New York Stock Exchange
|New York Stock Exchange (NYSE)|
|Headquarters||New York, NY|
|Key People||Duncan Niederauer, Chief Executive Officer|
The New York Stock Exchange's origins go back to 1792, when 24 New York City stockbrokers and merchants signed the Buttonwood Agreement, in which they agreed to trade securities on a commission basis.  They began by trading five securities: three government bonds and two banks stocks.
These early New York brokers eventually established a formal organization, called the New York Stock & Exchange Board ("NYS&EB") in 1817. They rented rooms at 40 Wall street and adopted a constitution with rules for business conduct. The organization became the New York Stock Exchange in 1863.
The NYS&EB moved to temporary headquarters in 1835 after a fire destroyed more than 700 buildings in lower Manhattan.
In 1857, panic hit the markets after the collapse of the Ohio Life Insurance & Trust Company. Stock prices dropped 8 to 10% during a single trading session. As a result of the "Panic of 1857", stock prices slumped 45% since the first of the year.
Following the outbreak of the Civil War in 1861, the NYS&EB suspended trading in securities of the seceding Southern states.
In 1865 the New York Stock Exchange moved to 10-12 Broad Street, just south of Wall Street. It was also in 1865 that the exchange closed for a week following the assassination of U.S. President Abraham Lincoln.
In 1868, membership at the NYSE became a property right and members could sell their seats.
A day called Black Friday in 1869 caused the market to fall as a result of speculation in the gold market.
In 1873, the NYSE closed for 10 days as a result of severe financial panic following the bankruptcy of Jay Cooke & Company, a prominent Philadelphia banking firm.
In 1907, the Panic of 1907 was triggered by rumors of financial problems at Knickerbocker Trust, a leading New York bank. This triggered a run on banks throughout New York City. This was America's most severe financial crisis to date and it was J.P. Morgan, Sr. who orchestrated a plan to infuse banks with cash and shore up the stock market.

**REQUEST 1**
Can you copy out the New York Stock Exchange history above in full, word for word?

**THE INPUT**

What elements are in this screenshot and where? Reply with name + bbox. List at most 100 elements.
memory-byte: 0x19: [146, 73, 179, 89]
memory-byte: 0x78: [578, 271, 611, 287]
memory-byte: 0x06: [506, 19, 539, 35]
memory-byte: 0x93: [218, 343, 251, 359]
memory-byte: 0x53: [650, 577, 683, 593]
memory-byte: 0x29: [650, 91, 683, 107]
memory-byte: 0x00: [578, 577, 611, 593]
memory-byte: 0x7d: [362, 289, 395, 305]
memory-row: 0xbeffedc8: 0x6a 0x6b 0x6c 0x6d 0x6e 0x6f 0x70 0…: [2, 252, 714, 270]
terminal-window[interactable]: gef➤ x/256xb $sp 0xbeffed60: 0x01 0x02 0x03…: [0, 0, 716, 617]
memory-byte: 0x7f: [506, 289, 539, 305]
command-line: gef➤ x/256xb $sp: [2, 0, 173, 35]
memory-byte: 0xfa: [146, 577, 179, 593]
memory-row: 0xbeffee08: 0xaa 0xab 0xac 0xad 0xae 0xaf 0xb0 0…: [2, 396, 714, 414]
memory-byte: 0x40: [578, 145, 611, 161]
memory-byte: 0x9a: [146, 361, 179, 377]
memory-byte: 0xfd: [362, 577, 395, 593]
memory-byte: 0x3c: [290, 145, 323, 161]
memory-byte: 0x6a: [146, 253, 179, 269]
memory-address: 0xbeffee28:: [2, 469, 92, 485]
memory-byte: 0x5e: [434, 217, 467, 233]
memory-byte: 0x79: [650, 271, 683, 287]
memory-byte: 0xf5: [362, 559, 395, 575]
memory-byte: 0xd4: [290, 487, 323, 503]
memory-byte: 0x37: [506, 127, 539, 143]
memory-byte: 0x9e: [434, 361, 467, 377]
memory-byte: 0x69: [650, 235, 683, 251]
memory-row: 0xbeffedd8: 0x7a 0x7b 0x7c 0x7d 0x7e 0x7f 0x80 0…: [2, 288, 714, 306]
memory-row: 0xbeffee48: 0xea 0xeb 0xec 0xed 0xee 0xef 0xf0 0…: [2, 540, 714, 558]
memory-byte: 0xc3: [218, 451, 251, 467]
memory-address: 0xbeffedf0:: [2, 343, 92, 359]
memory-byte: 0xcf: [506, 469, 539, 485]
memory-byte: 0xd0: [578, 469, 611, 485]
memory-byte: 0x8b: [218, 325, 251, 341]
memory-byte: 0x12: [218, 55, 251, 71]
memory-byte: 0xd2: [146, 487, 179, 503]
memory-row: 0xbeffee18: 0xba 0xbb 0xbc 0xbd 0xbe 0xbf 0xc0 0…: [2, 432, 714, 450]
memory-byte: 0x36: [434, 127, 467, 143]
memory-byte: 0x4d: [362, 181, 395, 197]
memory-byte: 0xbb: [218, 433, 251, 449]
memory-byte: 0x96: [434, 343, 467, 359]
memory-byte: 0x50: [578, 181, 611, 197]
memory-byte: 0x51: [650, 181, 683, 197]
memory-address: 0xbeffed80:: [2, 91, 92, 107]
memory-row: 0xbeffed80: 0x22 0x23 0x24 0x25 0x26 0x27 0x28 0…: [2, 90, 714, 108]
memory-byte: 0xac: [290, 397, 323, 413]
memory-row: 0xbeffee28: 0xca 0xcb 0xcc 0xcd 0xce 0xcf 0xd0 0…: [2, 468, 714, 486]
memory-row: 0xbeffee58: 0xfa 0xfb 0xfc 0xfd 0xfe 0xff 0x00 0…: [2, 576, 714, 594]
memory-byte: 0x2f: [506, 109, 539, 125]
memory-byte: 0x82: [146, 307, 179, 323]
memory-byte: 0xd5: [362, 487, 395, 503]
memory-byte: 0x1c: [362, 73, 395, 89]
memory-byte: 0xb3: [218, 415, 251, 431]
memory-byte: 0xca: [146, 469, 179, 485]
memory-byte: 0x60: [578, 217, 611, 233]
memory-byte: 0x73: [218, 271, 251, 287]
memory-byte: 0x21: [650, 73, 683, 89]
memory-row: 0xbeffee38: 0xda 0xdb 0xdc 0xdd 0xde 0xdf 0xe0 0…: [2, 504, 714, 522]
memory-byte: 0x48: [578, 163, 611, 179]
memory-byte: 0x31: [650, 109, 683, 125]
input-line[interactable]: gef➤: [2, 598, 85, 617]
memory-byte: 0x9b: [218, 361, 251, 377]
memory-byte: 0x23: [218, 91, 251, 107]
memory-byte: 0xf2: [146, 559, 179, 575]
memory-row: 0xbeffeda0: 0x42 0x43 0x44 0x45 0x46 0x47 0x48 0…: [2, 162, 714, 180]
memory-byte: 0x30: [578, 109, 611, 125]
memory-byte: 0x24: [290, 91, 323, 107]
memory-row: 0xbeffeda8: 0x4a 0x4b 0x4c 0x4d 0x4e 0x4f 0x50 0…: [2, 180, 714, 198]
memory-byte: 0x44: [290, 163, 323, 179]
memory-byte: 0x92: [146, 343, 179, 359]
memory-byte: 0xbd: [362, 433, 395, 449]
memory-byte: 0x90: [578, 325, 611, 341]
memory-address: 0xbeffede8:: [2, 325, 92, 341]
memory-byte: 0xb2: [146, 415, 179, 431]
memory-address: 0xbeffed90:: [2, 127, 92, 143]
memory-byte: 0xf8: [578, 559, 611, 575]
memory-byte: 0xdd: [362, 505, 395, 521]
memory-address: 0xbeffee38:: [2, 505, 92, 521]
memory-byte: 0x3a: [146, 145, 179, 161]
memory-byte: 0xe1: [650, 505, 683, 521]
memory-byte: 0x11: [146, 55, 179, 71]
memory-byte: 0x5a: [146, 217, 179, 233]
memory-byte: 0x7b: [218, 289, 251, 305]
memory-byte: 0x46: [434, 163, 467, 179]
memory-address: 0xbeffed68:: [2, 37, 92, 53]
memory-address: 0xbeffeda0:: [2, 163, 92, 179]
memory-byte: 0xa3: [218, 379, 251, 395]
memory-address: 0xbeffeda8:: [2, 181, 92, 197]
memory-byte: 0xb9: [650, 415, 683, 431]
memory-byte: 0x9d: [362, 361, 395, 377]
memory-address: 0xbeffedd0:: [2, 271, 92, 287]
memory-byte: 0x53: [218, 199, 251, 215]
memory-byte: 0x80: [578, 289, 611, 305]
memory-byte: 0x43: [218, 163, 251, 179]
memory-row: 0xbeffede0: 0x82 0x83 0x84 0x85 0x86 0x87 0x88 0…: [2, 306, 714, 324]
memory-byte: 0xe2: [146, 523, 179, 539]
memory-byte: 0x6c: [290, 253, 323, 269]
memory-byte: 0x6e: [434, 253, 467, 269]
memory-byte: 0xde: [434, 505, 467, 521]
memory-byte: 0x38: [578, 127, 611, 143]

**REQUEST 2**
Could you put the records into a JSON list of strings, from their first line through the line containing "memory-byte: 0x69: [650, 235, 683, 251]", both ends included, with one string per line, blank lines left out, and nothing beyond that range?

**WRITTEN REPLY 1**
New York Stock Exchange
|New York Stock Exchange (NYSE)|
|Headquarters||New York, NY|
|Key People||Duncan Niederauer, Chief Executive Officer|
The New York Stock Exchange's origins go back to 1792, when 24 New York City stockbrokers and merchants signed the Buttonwood Agreement, in which they agreed to trade securities on a commission basis.  They began by trading five securities: three government bonds and two banks stocks.
These early New York brokers eventually established a formal organization, called the New York Stock & Exchange Board ("NYS&EB") in 1817. They rented rooms at 40 Wall street and adopted a constitution with rules for business conduct. The organization became the New York Stock Exchange in 1863.
The NYS&EB moved to temporary headquarters in 1835 after a fire destroyed more than 700 buildings in lower Manhattan.
In 1857, panic hit the markets after the collapse of the Ohio Life Insurance & Trust Company. Stock prices dropped 8 to 10% during a single trading session. As a result of the "Panic of 1857", stock prices slumped 45% since the first of the year.
Following the outbreak of the Civil War in 1861, the NYS&EB suspended trading in securities of the seceding Southern states.
In 1865 the New York Stock Exchange moved to 10-12 Broad Street, just south of Wall Street. It was also in 1865 that the exchange closed for a week following the assassination of U.S. President Abraham Lincoln.
In 1868, membership at the NYSE became a property right and members could sell their seats.
A day called Black Friday in 1869 caused the market to fall as a result of speculation in the gold market.
In 1873, the NYSE closed for 10 days as a result of severe financial panic following the bankruptcy of Jay Cooke & Company, a prominent Philadelphia banking firm.
In 1907, the Panic of 1907 was triggered by rumors of financial problems at Knickerbocker Trust, a leading New York bank. This triggered a run on banks throughout New York City. This was America's most severe financial crisis to date and it was J.P. Morgan, Sr. who orchestrated a plan to infuse banks with cash and shore up the stock market.

**WRITTEN REPLY 2**
[
  "What elements are in this screenshot and where? Reply with name + bbox. List at most 100 elements.",
  "memory-byte: 0x19: [146, 73, 179, 89]",
  "memory-byte: 0x78: [578, 271, 611, 287]",
  "memory-byte: 0x06: [506, 19, 539, 35]",
  "memory-byte: 0x93: [218, 343, 251, 359]",
  "memory-byte: 0x53: [650, 577, 683, 593]",
  "memory-byte: 0x29: [650, 91, 683, 107]",
  "memory-byte: 0x00: [578, 577, 611, 593]",
  "memory-byte: 0x7d: [362, 289, 395, 305]",
  "memory-row: 0xbeffedc8: 0x6a 0x6b 0x6c 0x6d 0x6e 0x6f 0x70 0…: [2, 252, 714, 270]",
  "terminal-window[interactable]: gef➤ x/256xb $sp 0xbeffed60: 0x01 0x02 0x03…: [0, 0, 716, 617]",
  "memory-byte: 0x7f: [506, 289, 539, 305]",
  "command-line: gef➤ x/256xb $sp: [2, 0, 173, 35]",
  "memory-byte: 0xfa: [146, 577, 179, 593]",
  "memory-row: 0xbeffee08: 0xaa 0xab 0xac 0xad 0xae 0xaf 0xb0 0…: [2, 396, 714, 414]",
  "memory-byte: 0x40: [578, 145, 611, 161]",
  "memory-byte: 0x9a: [146, 361, 179, 377]",
  "memory-byte: 0xfd: [362, 577, 395, 593]",
  "memory-byte: 0x3c: [290, 145, 323, 161]",
  "memory-byte: 0x6a: [146, 253, 179, 269]",
  "memory-address: 0xbeffee28:: [2, 469, 92, 485]",
  "memory-byte: 0x5e: [434, 217, 467, 233]",
  "memory-byte: 0x79: [650, 271, 683, 287]",
  "memory-byte: 0xf5: [362, 559, 395, 575]",
  "memory-byte: 0xd4: [290, 487, 323, 503]",
  "memory-byte: 0x37: [506, 127, 539, 143]",
  "memory-byte: 0x9e: [434, 361, 467, 377]",
  "memory-byte: 0x69: [650, 235, 683, 251]"
]